- _WORK REQUIRED_:
Quote all of the data below exactly, please.

::: DATA FOR THIS EXERCISE :::

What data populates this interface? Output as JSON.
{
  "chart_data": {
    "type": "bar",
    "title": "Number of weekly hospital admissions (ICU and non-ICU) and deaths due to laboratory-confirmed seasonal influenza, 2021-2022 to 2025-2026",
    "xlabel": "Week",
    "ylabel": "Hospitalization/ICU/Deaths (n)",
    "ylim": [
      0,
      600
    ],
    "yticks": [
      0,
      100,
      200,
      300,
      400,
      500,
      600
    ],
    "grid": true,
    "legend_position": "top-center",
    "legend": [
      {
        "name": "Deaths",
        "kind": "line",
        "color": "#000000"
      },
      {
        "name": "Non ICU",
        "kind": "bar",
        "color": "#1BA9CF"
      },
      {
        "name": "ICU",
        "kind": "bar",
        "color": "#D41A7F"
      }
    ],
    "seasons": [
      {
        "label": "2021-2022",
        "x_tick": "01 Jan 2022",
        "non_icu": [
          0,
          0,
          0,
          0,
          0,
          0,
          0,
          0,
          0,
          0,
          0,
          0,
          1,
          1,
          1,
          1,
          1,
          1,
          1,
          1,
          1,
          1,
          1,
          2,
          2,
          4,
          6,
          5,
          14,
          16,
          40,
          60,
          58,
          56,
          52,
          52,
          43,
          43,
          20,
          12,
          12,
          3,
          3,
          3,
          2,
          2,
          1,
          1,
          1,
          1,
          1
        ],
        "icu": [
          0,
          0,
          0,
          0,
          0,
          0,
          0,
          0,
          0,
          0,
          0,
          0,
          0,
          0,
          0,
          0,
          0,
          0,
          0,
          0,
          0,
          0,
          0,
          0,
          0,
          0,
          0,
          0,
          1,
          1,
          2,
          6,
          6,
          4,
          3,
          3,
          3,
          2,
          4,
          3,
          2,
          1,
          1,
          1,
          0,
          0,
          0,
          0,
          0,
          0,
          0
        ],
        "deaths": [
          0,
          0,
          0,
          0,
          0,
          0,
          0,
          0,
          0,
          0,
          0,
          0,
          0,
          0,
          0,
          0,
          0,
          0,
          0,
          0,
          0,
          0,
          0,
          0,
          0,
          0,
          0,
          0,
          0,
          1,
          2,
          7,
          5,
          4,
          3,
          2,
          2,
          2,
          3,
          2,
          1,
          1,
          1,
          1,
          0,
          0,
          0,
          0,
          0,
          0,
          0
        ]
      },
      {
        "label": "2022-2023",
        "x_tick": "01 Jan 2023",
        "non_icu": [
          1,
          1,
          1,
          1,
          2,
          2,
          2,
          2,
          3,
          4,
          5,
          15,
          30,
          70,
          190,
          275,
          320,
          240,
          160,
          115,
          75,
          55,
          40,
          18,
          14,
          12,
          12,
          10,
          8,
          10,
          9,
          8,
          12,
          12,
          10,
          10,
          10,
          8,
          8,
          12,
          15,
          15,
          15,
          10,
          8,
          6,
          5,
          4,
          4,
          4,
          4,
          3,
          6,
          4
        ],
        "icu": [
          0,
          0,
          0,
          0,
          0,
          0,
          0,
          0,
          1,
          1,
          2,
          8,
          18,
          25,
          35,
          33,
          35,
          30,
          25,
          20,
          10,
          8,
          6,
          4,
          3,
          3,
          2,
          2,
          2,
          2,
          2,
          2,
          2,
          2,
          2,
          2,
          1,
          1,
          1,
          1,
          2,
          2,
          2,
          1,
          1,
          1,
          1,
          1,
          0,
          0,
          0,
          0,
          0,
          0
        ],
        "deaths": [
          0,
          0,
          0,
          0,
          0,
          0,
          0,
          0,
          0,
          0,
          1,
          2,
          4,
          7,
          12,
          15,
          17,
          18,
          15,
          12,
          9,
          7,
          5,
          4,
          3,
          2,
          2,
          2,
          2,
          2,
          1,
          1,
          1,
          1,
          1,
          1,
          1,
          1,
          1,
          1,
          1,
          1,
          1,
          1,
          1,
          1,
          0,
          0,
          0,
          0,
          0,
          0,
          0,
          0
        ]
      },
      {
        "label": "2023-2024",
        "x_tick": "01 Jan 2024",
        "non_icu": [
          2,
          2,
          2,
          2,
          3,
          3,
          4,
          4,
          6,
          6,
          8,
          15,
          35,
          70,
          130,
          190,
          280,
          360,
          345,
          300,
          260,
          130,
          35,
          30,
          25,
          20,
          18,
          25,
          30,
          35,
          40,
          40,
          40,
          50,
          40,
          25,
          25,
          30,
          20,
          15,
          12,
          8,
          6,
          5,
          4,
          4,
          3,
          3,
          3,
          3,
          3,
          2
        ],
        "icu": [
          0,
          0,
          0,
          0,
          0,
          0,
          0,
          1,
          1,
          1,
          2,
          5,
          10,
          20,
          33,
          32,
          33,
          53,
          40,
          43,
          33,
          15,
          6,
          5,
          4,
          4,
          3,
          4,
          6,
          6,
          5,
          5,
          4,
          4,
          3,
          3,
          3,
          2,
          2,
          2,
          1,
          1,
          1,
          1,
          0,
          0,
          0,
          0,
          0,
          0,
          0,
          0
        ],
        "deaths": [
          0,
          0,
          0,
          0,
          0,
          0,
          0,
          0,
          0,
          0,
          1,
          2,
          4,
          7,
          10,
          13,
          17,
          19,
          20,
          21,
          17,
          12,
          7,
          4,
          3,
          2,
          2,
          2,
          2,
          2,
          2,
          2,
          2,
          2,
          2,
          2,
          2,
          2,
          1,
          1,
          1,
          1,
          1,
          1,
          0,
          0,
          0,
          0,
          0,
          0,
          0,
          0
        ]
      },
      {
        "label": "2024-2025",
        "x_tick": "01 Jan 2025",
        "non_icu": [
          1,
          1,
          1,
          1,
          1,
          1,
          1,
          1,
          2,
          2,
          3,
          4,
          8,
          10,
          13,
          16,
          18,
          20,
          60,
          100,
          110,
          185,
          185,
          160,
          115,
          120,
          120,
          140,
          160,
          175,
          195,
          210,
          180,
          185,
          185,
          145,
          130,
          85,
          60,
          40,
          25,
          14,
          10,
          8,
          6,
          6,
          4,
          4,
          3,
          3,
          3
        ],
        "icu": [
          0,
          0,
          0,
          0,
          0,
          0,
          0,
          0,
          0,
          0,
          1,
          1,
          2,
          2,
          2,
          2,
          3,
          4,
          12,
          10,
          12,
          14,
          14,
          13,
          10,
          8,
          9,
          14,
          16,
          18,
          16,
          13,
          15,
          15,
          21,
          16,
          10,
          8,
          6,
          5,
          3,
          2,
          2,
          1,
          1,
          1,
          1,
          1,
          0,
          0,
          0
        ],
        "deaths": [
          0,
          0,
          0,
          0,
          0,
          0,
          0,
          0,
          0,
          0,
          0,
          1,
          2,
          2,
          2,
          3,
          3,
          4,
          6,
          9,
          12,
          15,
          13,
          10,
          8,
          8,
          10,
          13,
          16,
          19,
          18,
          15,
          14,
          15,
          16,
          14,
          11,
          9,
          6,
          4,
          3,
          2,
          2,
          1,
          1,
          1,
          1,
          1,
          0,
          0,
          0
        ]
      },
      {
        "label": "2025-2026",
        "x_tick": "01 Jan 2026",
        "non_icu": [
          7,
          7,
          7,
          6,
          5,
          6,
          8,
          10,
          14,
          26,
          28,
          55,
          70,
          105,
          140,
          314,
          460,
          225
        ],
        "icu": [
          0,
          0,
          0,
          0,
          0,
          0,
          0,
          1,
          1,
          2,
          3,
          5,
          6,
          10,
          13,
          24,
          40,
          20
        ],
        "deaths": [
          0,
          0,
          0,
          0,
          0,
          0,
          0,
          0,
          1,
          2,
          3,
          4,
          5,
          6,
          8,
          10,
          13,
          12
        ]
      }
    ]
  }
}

:::

- _RESULT OF THIS EXERCISE_:
What data populates this interface? Output as JSON.
{
  "chart_data": {
    "type": "bar",
    "title": "Number of weekly hospital admissions (ICU and non-ICU) and deaths due to laboratory-confirmed seasonal influenza, 2021-2022 to 2025-2026",
    "xlabel": "Week",
    "ylabel": "Hospitalization/ICU/Deaths (n)",
    "ylim": [
      0,
      600
    ],
    "yticks": [
      0,
      100,
      200,
      300,
      400,
      500,
      600
    ],
    "grid": true,
    "legend_position": "top-center",
    "legend": [
      {
        "name": "Deaths",
        "kind": "line",
        "color": "#000000"
      },
      {
        "name": "Non ICU",
        "kind": "bar",
        "color": "#1BA9CF"
      },
      {
        "name": "ICU",
        "kind": "bar",
        "color": "#D41A7F"
      }
    ],
    "seasons": [
      {
        "label": "2021-2022",
        "x_tick": "01 Jan 2022",
        "non_icu": [
          0,
          0,
          0,
          0,
          0,
          0,
          0,
          0,
          0,
          0,
          0,
          0,
          1,
          1,
          1,
          1,
          1,
          1,
          1,
          1,
          1,
          1,
          1,
          2,
          2,
          4,
          6,
          5,
          14,
          16,
          40,
          60,
          58,
          56,
          52,
          52,
          43,
          43,
          20,
          12,
          12,
          3,
          3,
          3,
          2,
          2,
          1,
          1,
          1,
          1,
          1
        ],
        "icu": [
          0,
          0,
          0,
          0,
          0,
          0,
          0,
          0,
          0,
          0,
          0,
          0,
          0,
          0,
          0,
          0,
          0,
          0,
          0,
          0,
          0,
          0,
          0,
          0,
          0,
          0,
          0,
          0,
          1,
          1,
          2,
          6,
          6,
          4,
          3,
          3,
          3,
          2,
          4,
          3,
          2,
          1,
          1,
          1,
          0,
          0,
          0,
          0,
          0,
          0,
          0
        ],
        "deaths": [
          0,
          0,
          0,
          0,
          0,
          0,
          0,
          0,
          0,
          0,
          0,
          0,
          0,
          0,
          0,
          0,
          0,
          0,
          0,
          0,
          0,
          0,
          0,
          0,
          0,
          0,
          0,
          0,
          0,
          1,
          2,
          7,
          5,
          4,
          3,
          2,
          2,
          2,
          3,
          2,
          1,
          1,
          1,
          1,
          0,
          0,
          0,
          0,
          0,
          0,
          0
        ]
      },
      {
        "label": "2022-2023",
        "x_tick": "01 Jan 2023",
        "non_icu": [
          1,
          1,
          1,
          1,
          2,
          2,
          2,
          2,
          3,
          4,
          5,
          15,
          30,
          70,
          190,
          275,
          320,
          240,
          160,
          115,
          75,
          55,
          40,
          18,
          14,
          12,
          12,
          10,
          8,
          10,
          9,
          8,
          12,
          12,
          10,
          10,
          10,
          8,
          8,
          12,
          15,
          15,
          15,
          10,
          8,
          6,
          5,
          4,
          4,
          4,
          4,
          3,
          6,
          4
        ],
        "icu": [
          0,
          0,
          0,
          0,
          0,
          0,
          0,
          0,
          1,
          1,
          2,
          8,
          18,
          25,
          35,
          33,
          35,
          30,
          25,
          20,
          10,
          8,
          6,
          4,
          3,
          3,
          2,
          2,
          2,
          2,
          2,
          2,
          2,
          2,
          2,
          2,
          1,
          1,
          1,
          1,
          2,
          2,
          2,
          1,
          1,
          1,
          1,
          1,
          0,
          0,
          0,
          0,
          0,
          0
        ],
        "deaths": [
          0,
          0,
          0,
          0,
          0,
          0,
          0,
          0,
          0,
          0,
          1,
          2,
          4,
          7,
          12,
          15,
          17,
          18,
          15,
          12,
          9,
          7,
          5,
          4,
          3,
          2,
          2,
          2,
          2,
          2,
          1,
          1,
          1,
          1,
          1,
          1,
          1,
          1,
          1,
          1,
          1,
          1,
          1,
          1,
          1,
          1,
          0,
          0,
          0,
          0,
          0,
          0,
          0,
          0
        ]
      },
      {
        "label": "2023-2024",
        "x_tick": "01 Jan 2024",
        "non_icu": [
          2,
          2,
          2,
          2,
          3,
          3,
          4,
          4,
          6,
          6,
          8,
          15,
          35,
          70,
          130,
          190,
          280,
          360,
          345,
          300,
          260,
          130,
          35,
          30,
          25,
          20,
          18,
          25,
          30,
          35,
          40,
          40,
          40,
          50,
          40,
          25,
          25,
          30,
          20,
          15,
          12,
          8,
          6,
          5,
          4,
          4,
          3,
          3,
          3,
          3,
          3,
          2
        ],
        "icu": [
          0,
          0,
          0,
          0,
          0,
          0,
          0,
          1,
          1,
          1,
          2,
          5,
          10,
          20,
          33,
          32,
          33,
          53,
          40,
          43,
          33,
          15,
          6,
          5,
          4,
          4,
          3,
          4,
          6,
          6,
          5,
          5,
          4,
          4,
          3,
          3,
          3,
          2,
          2,
          2,
          1,
          1,
          1,
          1,
          0,
          0,
          0,
          0,
          0,
          0,
          0,
          0
        ],
        "deaths": [
          0,
          0,
          0,
          0,
          0,
          0,
          0,
          0,
          0,
          0,
          1,
          2,
          4,
          7,
          10,
          13,
          17,
          19,
          20,
          21,
          17,
          12,
          7,
          4,
          3,
          2,
          2,
          2,
          2,
          2,
          2,
          2,
          2,
          2,
          2,
          2,
          2,
          2,
          1,
          1,
          1,
          1,
          1,
          1,
          0,
          0,
          0,
          0,
          0,
          0,
          0,
          0
        ]
      },
      {
        "label": "2024-2025",
        "x_tick": "01 Jan 2025",
        "non_icu": [
          1,
          1,
          1,
          1,
          1,
          1,
          1,
          1,
          2,
          2,
          3,
          4,
          8,
          10,
          13,
          16,
          18,
          20,
          60,
          100,
          110,
          185,
          185,
          160,
          115,
          120,
          120,
          140,
          160,
          175,
          195,
          210,
          180,
          185,
          185,
          145,
          130,
          85,
          60,
          40,
          25,
          14,
          10,
          8,
          6,
          6,
          4,
          4,
          3,
          3,
          3
        ],
        "icu": [
          0,
          0,
          0,
          0,
          0,
          0,
          0,
          0,
          0,
          0,
          1,
          1,
          2,
          2,
          2,
          2,
          3,
          4,
          12,
          10,
          12,
          14,
          14,
          13,
          10,
          8,
          9,
          14,
          16,
          18,
          16,
          13,
          15,
          15,
          21,
          16,
          10,
          8,
          6,
          5,
          3,
          2,
          2,
          1,
          1,
          1,
          1,
          1,
          0,
          0,
          0
        ],
        "deaths": [
          0,
          0,
          0,
          0,
          0,
          0,
          0,
          0,
          0,
          0,
          0,
          1,
          2,
          2,
          2,
          3,
          3,
          4,
          6,
          9,
          12,
          15,
          13,
          10,
          8,
          8,
          10,
          13,
          16,
          19,
          18,
          15,
          14,
          15,
          16,
          14,
          11,
          9,
          6,
          4,
          3,
          2,
          2,
          1,
          1,
          1,
          1,
          1,
          0,
          0,
          0
        ]
      },
      {
        "label": "2025-2026",
        "x_tick": "01 Jan 2026",
        "non_icu": [
          7,
          7,
          7,
          6,
          5,
          6,
          8,
          10,
          14,
          26,
          28,
          55,
          70,
          105,
          140,
          314,
          460,
          225
        ],
        "icu": [
          0,
          0,
          0,
          0,
          0,
          0,
          0,
          1,
          1,
          2,
          3,
          5,
          6,
          10,
          13,
          24,
          40,
          20
        ],
        "deaths": [
          0,
          0,
          0,
          0,
          0,
          0,
          0,
          0,
          1,
          2,
          3,
          4,
          5,
          6,
          8,
          10,
          13,
          12
        ]
      }
    ]
  }
}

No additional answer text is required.